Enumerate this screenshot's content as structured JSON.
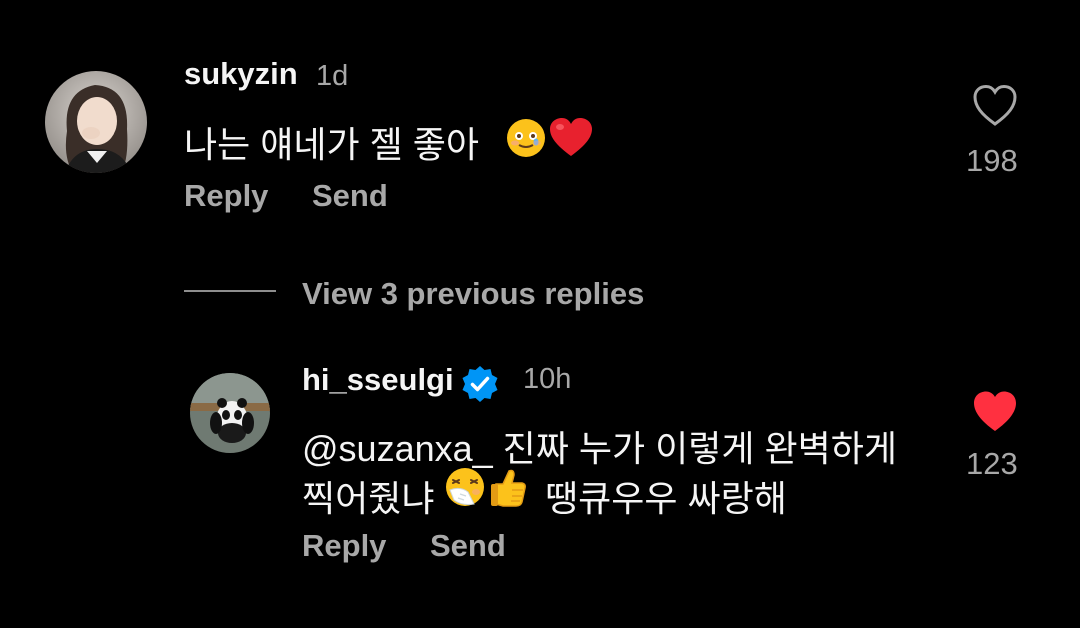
{
  "comments": [
    {
      "username": "sukyzin",
      "time": "1d",
      "text": "나는 얘네가 젤 좋아",
      "emojis": [
        "smiling-face-with-tear-emoji",
        "red-heart-emoji"
      ],
      "actions": {
        "reply": "Reply",
        "send": "Send"
      },
      "like_count": "198",
      "liked": false,
      "verified": false
    },
    {
      "username": "hi_sseulgi",
      "time": "10h",
      "text_line1": "@suzanxa_ 진짜 누가 이렇게 완벽하게",
      "text_line2_before": "찍어줬냐",
      "text_line2_after": "땡큐우우 싸랑해",
      "emojis": [
        "sneezing-face-emoji",
        "thumbs-up-emoji"
      ],
      "actions": {
        "reply": "Reply",
        "send": "Send"
      },
      "like_count": "123",
      "liked": true,
      "verified": true
    }
  ],
  "thread": {
    "view_replies_label": "View 3 previous replies"
  },
  "colors": {
    "background": "#000000",
    "primary_text": "#f5f5f5",
    "secondary_text": "#a8a8a8",
    "liked_heart": "#ff3040",
    "verified_badge": "#0095f6"
  }
}
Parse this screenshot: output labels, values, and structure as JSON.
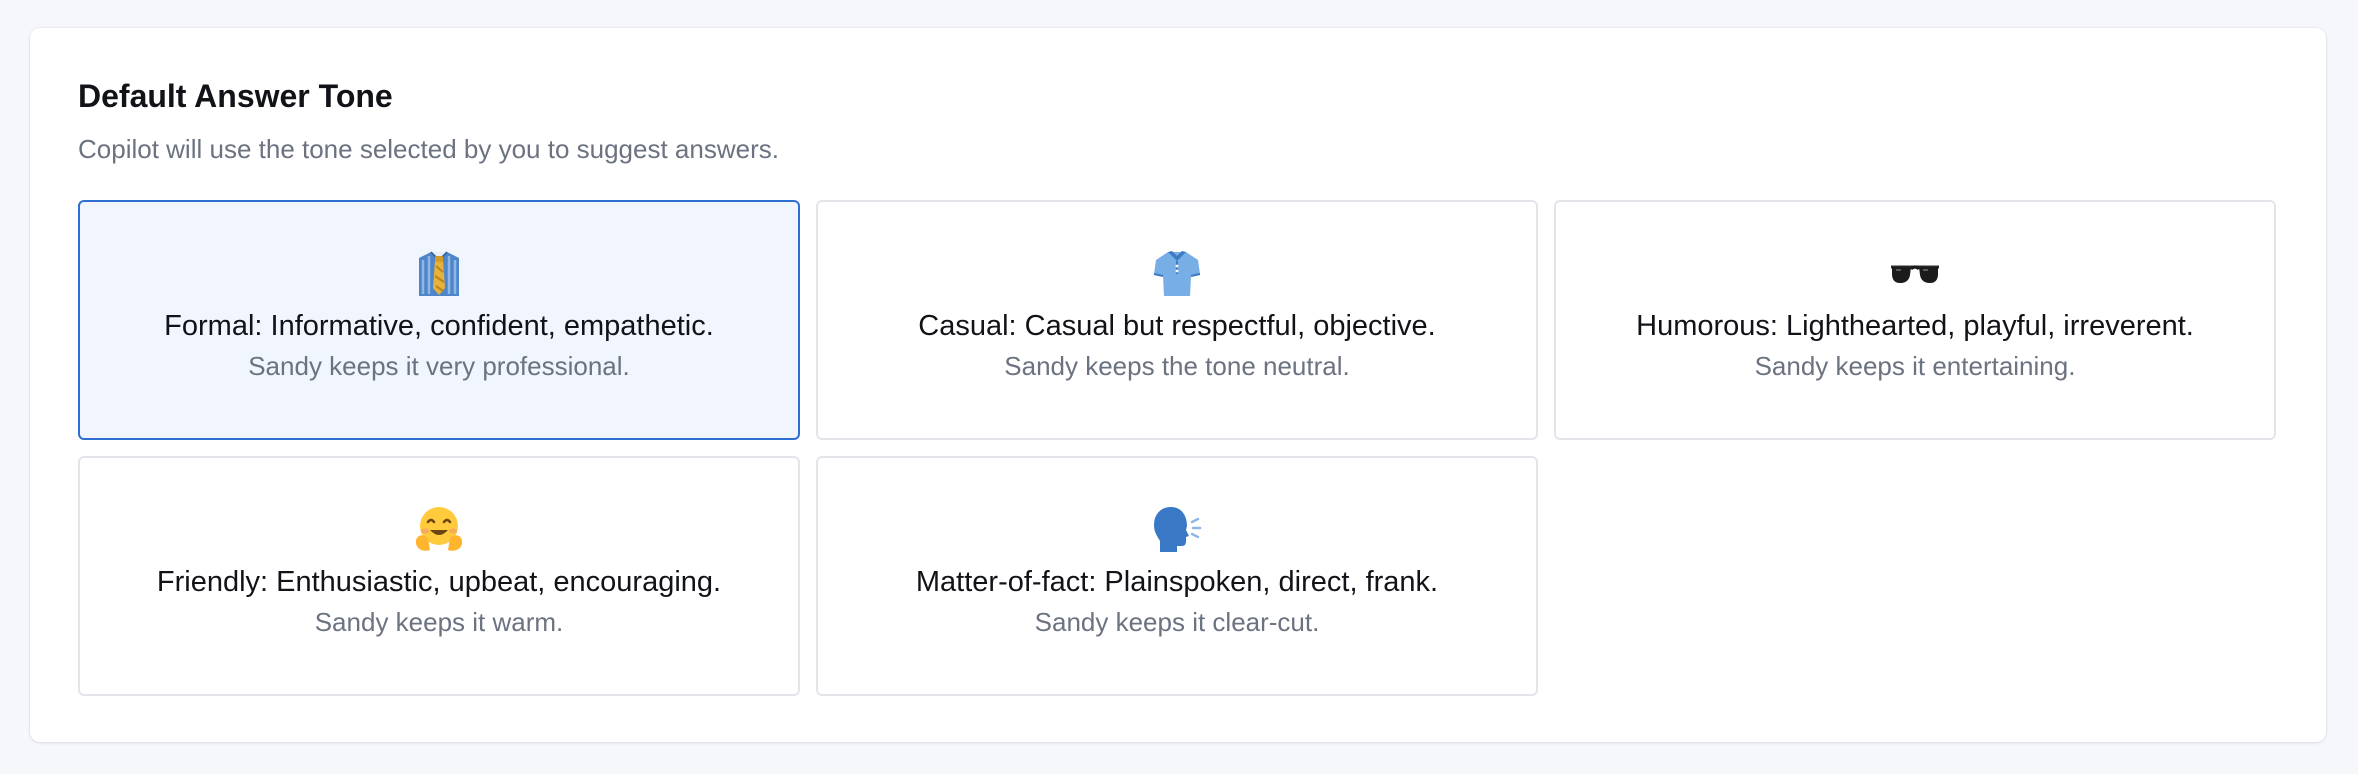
{
  "section": {
    "title": "Default Answer Tone",
    "subtitle": "Copilot will use the tone selected by you to suggest answers."
  },
  "selected_tone": "formal",
  "colors": {
    "accent": "#2f6fd3",
    "selected_bg": "#f0f5fe",
    "card_border": "#e3e5ea",
    "muted_text": "#6b7280"
  },
  "tones": [
    {
      "id": "formal",
      "icon": "necktie-shirt-icon",
      "title": "Formal: Informative, confident, empathetic.",
      "description": "Sandy keeps it very professional.",
      "selected": true
    },
    {
      "id": "casual",
      "icon": "polo-shirt-icon",
      "title": "Casual: Casual but respectful, objective.",
      "description": "Sandy keeps the tone neutral.",
      "selected": false
    },
    {
      "id": "humorous",
      "icon": "sunglasses-icon",
      "title": "Humorous: Lighthearted, playful, irreverent.",
      "description": "Sandy keeps it entertaining.",
      "selected": false
    },
    {
      "id": "friendly",
      "icon": "hugging-face-icon",
      "title": "Friendly: Enthusiastic, upbeat, encouraging.",
      "description": "Sandy keeps it warm.",
      "selected": false
    },
    {
      "id": "matter-of-fact",
      "icon": "speaking-head-icon",
      "title": "Matter-of-fact: Plainspoken, direct, frank.",
      "description": "Sandy keeps it clear-cut.",
      "selected": false
    }
  ]
}
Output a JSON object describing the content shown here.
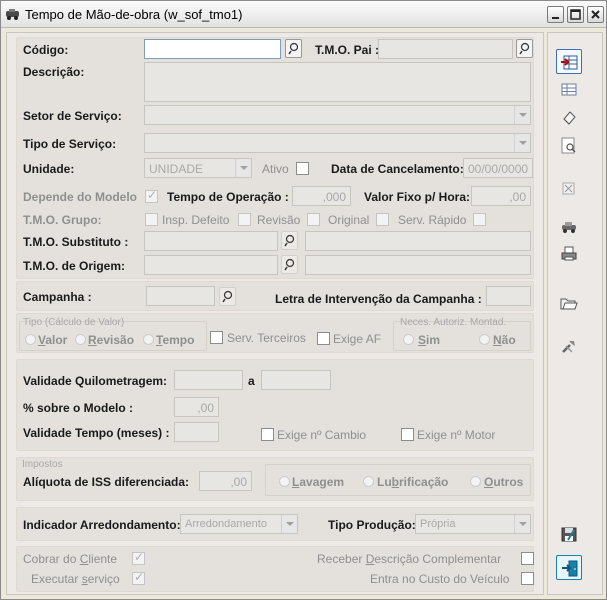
{
  "window": {
    "title": "Tempo de Mão-de-obra (w_sof_tmo1)",
    "minimize_icon": "minimize-icon",
    "maximize_icon": "maximize-icon",
    "close_icon": "close-icon"
  },
  "form": {
    "codigo": {
      "label": "Código:",
      "value": ""
    },
    "tmo_pai": {
      "label": "T.M.O. Pai :",
      "value": ""
    },
    "descricao": {
      "label": "Descrição:",
      "value": ""
    },
    "setor_servico": {
      "label": "Setor de Serviço:",
      "value": ""
    },
    "tipo_servico": {
      "label": "Tipo de Serviço:",
      "value": ""
    },
    "unidade": {
      "label": "Unidade:",
      "value": "UNIDADE"
    },
    "ativo": {
      "label": "Ativo",
      "checked": false
    },
    "data_cancelamento": {
      "label": "Data de Cancelamento:",
      "value": "00/00/0000"
    },
    "depende_modelo": {
      "label": "Depende do Modelo",
      "checked": true
    },
    "tempo_operacao": {
      "label": "Tempo de Operação :",
      "value": ",000"
    },
    "valor_fixo_hora": {
      "label": "Valor Fixo p/ Hora:",
      "value": ",00"
    },
    "tmo_grupo": {
      "label": "T.M.O. Grupo:"
    },
    "insp_defeito": {
      "label": "Insp. Defeito",
      "checked": false
    },
    "revisao_chk": {
      "label": "Revisão",
      "checked": false
    },
    "original": {
      "label": "Original",
      "checked": false
    },
    "serv_rapido": {
      "label": "Serv. Rápido",
      "checked": false
    },
    "tmo_substituto": {
      "label": "T.M.O. Substituto :",
      "value": "",
      "desc": ""
    },
    "tmo_origem": {
      "label": "T.M.O. de Origem:",
      "value": "",
      "desc": ""
    },
    "campanha": {
      "label": "Campanha :",
      "value": ""
    },
    "letra_intervencao": {
      "label": "Letra de Intervenção da Campanha :",
      "value": ""
    },
    "tipo_calculo": {
      "caption": "Tipo (Cálculo de Valor)",
      "options": [
        {
          "label": "Valor",
          "accel": "V",
          "rest": "alor"
        },
        {
          "label": "Revisão",
          "accel": "R",
          "rest": "evisão"
        },
        {
          "label": "Tempo",
          "accel": "T",
          "rest": "empo"
        }
      ]
    },
    "serv_terceiros": {
      "label": "Serv. Terceiros",
      "checked": false
    },
    "exige_af": {
      "label": "Exige AF",
      "checked": false
    },
    "neces_autoriz": {
      "caption": "Neces. Autoriz. Montad.",
      "options": [
        {
          "label": "Sim",
          "accel": "S",
          "rest": "im"
        },
        {
          "label": "Não",
          "accel": "N",
          "rest": "ão"
        }
      ]
    },
    "validade_km": {
      "label": "Validade Quilometragem:",
      "from": "",
      "sep": "a",
      "to": ""
    },
    "pct_modelo": {
      "label": "% sobre o Modelo :",
      "value": ",00"
    },
    "validade_tempo": {
      "label": "Validade Tempo (meses) :",
      "value": ""
    },
    "exige_cambio": {
      "label": "Exige nº Cambio",
      "checked": false
    },
    "exige_motor": {
      "label": "Exige nº Motor",
      "checked": false
    },
    "impostos": {
      "caption": "Impostos",
      "aliquota_iss": {
        "label": "Alíquota de ISS diferenciada:",
        "value": ",00"
      },
      "options": [
        {
          "label": "Lavagem",
          "accel": "L",
          "rest": "avagem"
        },
        {
          "label": "Lubrificação",
          "pre": "Lu",
          "accel": "b",
          "rest": "rificação"
        },
        {
          "label": "Outros",
          "accel": "O",
          "rest": "utros"
        }
      ]
    },
    "indicador_arredondamento": {
      "label": "Indicador Arredondamento:",
      "value": "Arredondamento"
    },
    "tipo_producao": {
      "label": "Tipo Produção:",
      "value": "Própria"
    },
    "cobrar_cliente": {
      "label": "Cobrar do Cliente",
      "pre": "Cobrar do ",
      "accel": "C",
      "rest": "liente",
      "checked": true
    },
    "executar_servico": {
      "label": "Executar serviço",
      "pre": "Executar ",
      "accel": "s",
      "rest": "erviço",
      "checked": true
    },
    "receber_descricao": {
      "label": "Receber Descrição Complementar",
      "pre": "Receber ",
      "accel": "D",
      "rest": "escrição Complementar",
      "checked": false
    },
    "entra_custo": {
      "label": "Entra no Custo do Veículo",
      "checked": false
    }
  },
  "toolbar": {
    "buttons": [
      {
        "name": "insert-row-icon"
      },
      {
        "name": "table-icon"
      },
      {
        "name": "eraser-icon"
      },
      {
        "name": "preview-icon"
      },
      {
        "name": "retrieve-icon"
      },
      {
        "name": "vehicle-icon"
      },
      {
        "name": "print-icon"
      },
      {
        "name": "open-folder-icon"
      },
      {
        "name": "tools-icon"
      },
      {
        "name": "save-disk-icon"
      },
      {
        "name": "exit-door-icon"
      }
    ]
  },
  "colors": {
    "background": "#ece9e6",
    "section": "#e4e1dc",
    "disabled_text": "#a8a8a8",
    "label": "#1a1a1a",
    "accent": "#1b7fa8"
  }
}
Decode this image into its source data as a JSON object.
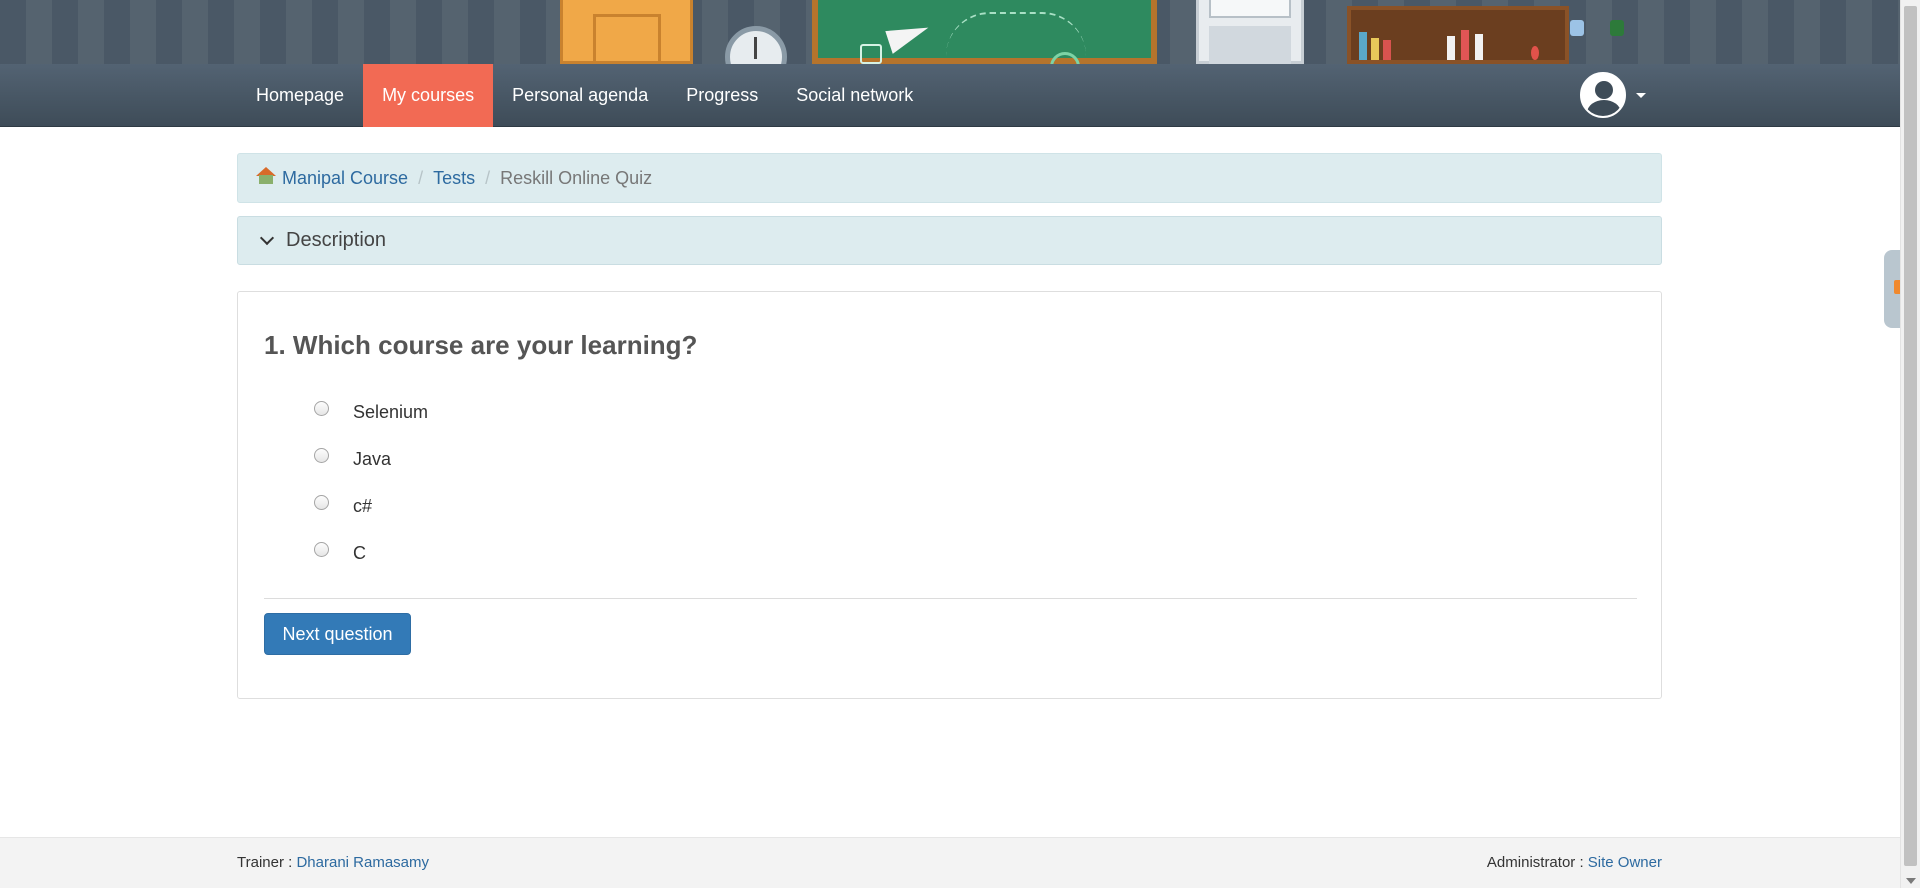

Task brief:
Restate every record exactly, please; do not copy the pictures.

Solution to the problem:
Enumerate this screenshot's content as structured JSON.
{
  "comments": [
    {
      "username": "sukyzin",
      "time": "1d",
      "text": "나는 얘네가 젤 좋아",
      "emojis": [
        "smiling-face-with-tear-emoji",
        "red-heart-emoji"
      ],
      "actions": {
        "reply": "Reply",
        "send": "Send"
      },
      "like_count": "198",
      "liked": false,
      "verified": false
    },
    {
      "username": "hi_sseulgi",
      "time": "10h",
      "text_line1": "@suzanxa_ 진짜 누가 이렇게 완벽하게",
      "text_line2_before": "찍어줬냐",
      "text_line2_after": "땡큐우우 싸랑해",
      "emojis": [
        "sneezing-face-emoji",
        "thumbs-up-emoji"
      ],
      "actions": {
        "reply": "Reply",
        "send": "Send"
      },
      "like_count": "123",
      "liked": true,
      "verified": true
    }
  ],
  "thread": {
    "view_replies_label": "View 3 previous replies"
  },
  "colors": {
    "background": "#000000",
    "primary_text": "#f5f5f5",
    "secondary_text": "#a8a8a8",
    "liked_heart": "#ff3040",
    "verified_badge": "#0095f6"
  }
}
Parse this screenshot: output labels, values, and structure as JSON.
{
  "section": {
    "title": "Default Answer Tone",
    "subtitle": "Copilot will use the tone selected by you to suggest answers."
  },
  "selected_tone": "formal",
  "colors": {
    "accent": "#2f6fd3",
    "selected_bg": "#f0f5fe",
    "card_border": "#e3e5ea",
    "muted_text": "#6b7280"
  },
  "tones": [
    {
      "id": "formal",
      "icon": "necktie-shirt-icon",
      "title": "Formal: Informative, confident, empathetic.",
      "description": "Sandy keeps it very professional.",
      "selected": true
    },
    {
      "id": "casual",
      "icon": "polo-shirt-icon",
      "title": "Casual: Casual but respectful, objective.",
      "description": "Sandy keeps the tone neutral.",
      "selected": false
    },
    {
      "id": "humorous",
      "icon": "sunglasses-icon",
      "title": "Humorous: Lighthearted, playful, irreverent.",
      "description": "Sandy keeps it entertaining.",
      "selected": false
    },
    {
      "id": "friendly",
      "icon": "hugging-face-icon",
      "title": "Friendly: Enthusiastic, upbeat, encouraging.",
      "description": "Sandy keeps it warm.",
      "selected": false
    },
    {
      "id": "matter-of-fact",
      "icon": "speaking-head-icon",
      "title": "Matter-of-fact: Plainspoken, direct, frank.",
      "description": "Sandy keeps it clear-cut.",
      "selected": false
    }
  ]
}
Output a JSON object describing the content shown here.
{
  "window": {
    "title": "Tempo de Mão-de-obra (w_sof_tmo1)",
    "minimize_icon": "minimize-icon",
    "maximize_icon": "maximize-icon",
    "close_icon": "close-icon"
  },
  "form": {
    "codigo": {
      "label": "Código:",
      "value": ""
    },
    "tmo_pai": {
      "label": "T.M.O. Pai :",
      "value": ""
    },
    "descricao": {
      "label": "Descrição:",
      "value": ""
    },
    "setor_servico": {
      "label": "Setor de Serviço:",
      "value": ""
    },
    "tipo_servico": {
      "label": "Tipo de Serviço:",
      "value": ""
    },
    "unidade": {
      "label": "Unidade:",
      "value": "UNIDADE"
    },
    "ativo": {
      "label": "Ativo",
      "checked": false
    },
    "data_cancelamento": {
      "label": "Data de Cancelamento:",
      "value": "00/00/0000"
    },
    "depende_modelo": {
      "label": "Depende do Modelo",
      "checked": true
    },
    "tempo_operacao": {
      "label": "Tempo de Operação :",
      "value": ",000"
    },
    "valor_fixo_hora": {
      "label": "Valor Fixo p/ Hora:",
      "value": ",00"
    },
    "tmo_grupo": {
      "label": "T.M.O. Grupo:"
    },
    "insp_defeito": {
      "label": "Insp. Defeito",
      "checked": false
    },
    "revisao_chk": {
      "label": "Revisão",
      "checked": false
    },
    "original": {
      "label": "Original",
      "checked": false
    },
    "serv_rapido": {
      "label": "Serv. Rápido",
      "checked": false
    },
    "tmo_substituto": {
      "label": "T.M.O. Substituto :",
      "value": "",
      "desc": ""
    },
    "tmo_origem": {
      "label": "T.M.O. de Origem:",
      "value": "",
      "desc": ""
    },
    "campanha": {
      "label": "Campanha :",
      "value": ""
    },
    "letra_intervencao": {
      "label": "Letra de Intervenção da Campanha :",
      "value": ""
    },
    "tipo_calculo": {
      "caption": "Tipo (Cálculo de Valor)",
      "options": [
        {
          "label": "Valor",
          "accel": "V",
          "rest": "alor"
        },
        {
          "label": "Revisão",
          "accel": "R",
          "rest": "evisão"
        },
        {
          "label": "Tempo",
          "accel": "T",
          "rest": "empo"
        }
      ]
    },
    "serv_terceiros": {
      "label": "Serv. Terceiros",
      "checked": false
    },
    "exige_af": {
      "label": "Exige AF",
      "checked": false
    },
    "neces_autoriz": {
      "caption": "Neces. Autoriz. Montad.",
      "options": [
        {
          "label": "Sim",
          "accel": "S",
          "rest": "im"
        },
        {
          "label": "Não",
          "accel": "N",
          "rest": "ão"
        }
      ]
    },
    "validade_km": {
      "label": "Validade Quilometragem:",
      "from": "",
      "sep": "a",
      "to": ""
    },
    "pct_modelo": {
      "label": "% sobre o Modelo :",
      "value": ",00"
    },
    "validade_tempo": {
      "label": "Validade Tempo (meses) :",
      "value": ""
    },
    "exige_cambio": {
      "label": "Exige nº Cambio",
      "checked": false
    },
    "exige_motor": {
      "label": "Exige nº Motor",
      "checked": false
    },
    "impostos": {
      "caption": "Impostos",
      "aliquota_iss": {
        "label": "Alíquota de ISS diferenciada:",
        "value": ",00"
      },
      "options": [
        {
          "label": "Lavagem",
          "accel": "L",
          "rest": "avagem"
        },
        {
          "label": "Lubrificação",
          "pre": "Lu",
          "accel": "b",
          "rest": "rificação"
        },
        {
          "label": "Outros",
          "accel": "O",
          "rest": "utros"
        }
      ]
    },
    "indicador_arredondamento": {
      "label": "Indicador Arredondamento:",
      "value": "Arredondamento"
    },
    "tipo_producao": {
      "label": "Tipo Produção:",
      "value": "Própria"
    },
    "cobrar_cliente": {
      "label": "Cobrar do Cliente",
      "pre": "Cobrar do ",
      "accel": "C",
      "rest": "liente",
      "checked": true
    },
    "executar_servico": {
      "label": "Executar serviço",
      "pre": "Executar ",
      "accel": "s",
      "rest": "erviço",
      "checked": true
    },
    "receber_descricao": {
      "label": "Receber Descrição Complementar",
      "pre": "Receber ",
      "accel": "D",
      "rest": "escrição Complementar",
      "checked": false
    },
    "entra_custo": {
      "label": "Entra no Custo do Veículo",
      "checked": false
    }
  },
  "toolbar": {
    "buttons": [
      {
        "name": "insert-row-icon"
      },
      {
        "name": "table-icon"
      },
      {
        "name": "eraser-icon"
      },
      {
        "name": "preview-icon"
      },
      {
        "name": "retrieve-icon"
      },
      {
        "name": "vehicle-icon"
      },
      {
        "name": "print-icon"
      },
      {
        "name": "open-folder-icon"
      },
      {
        "name": "tools-icon"
      },
      {
        "name": "save-disk-icon"
      },
      {
        "name": "exit-door-icon"
      }
    ]
  },
  "colors": {
    "background": "#ece9e6",
    "section": "#e4e1dc",
    "disabled_text": "#a8a8a8",
    "label": "#1a1a1a",
    "accent": "#1b7fa8"
  }
}
Decode this image into its source data as a JSON object.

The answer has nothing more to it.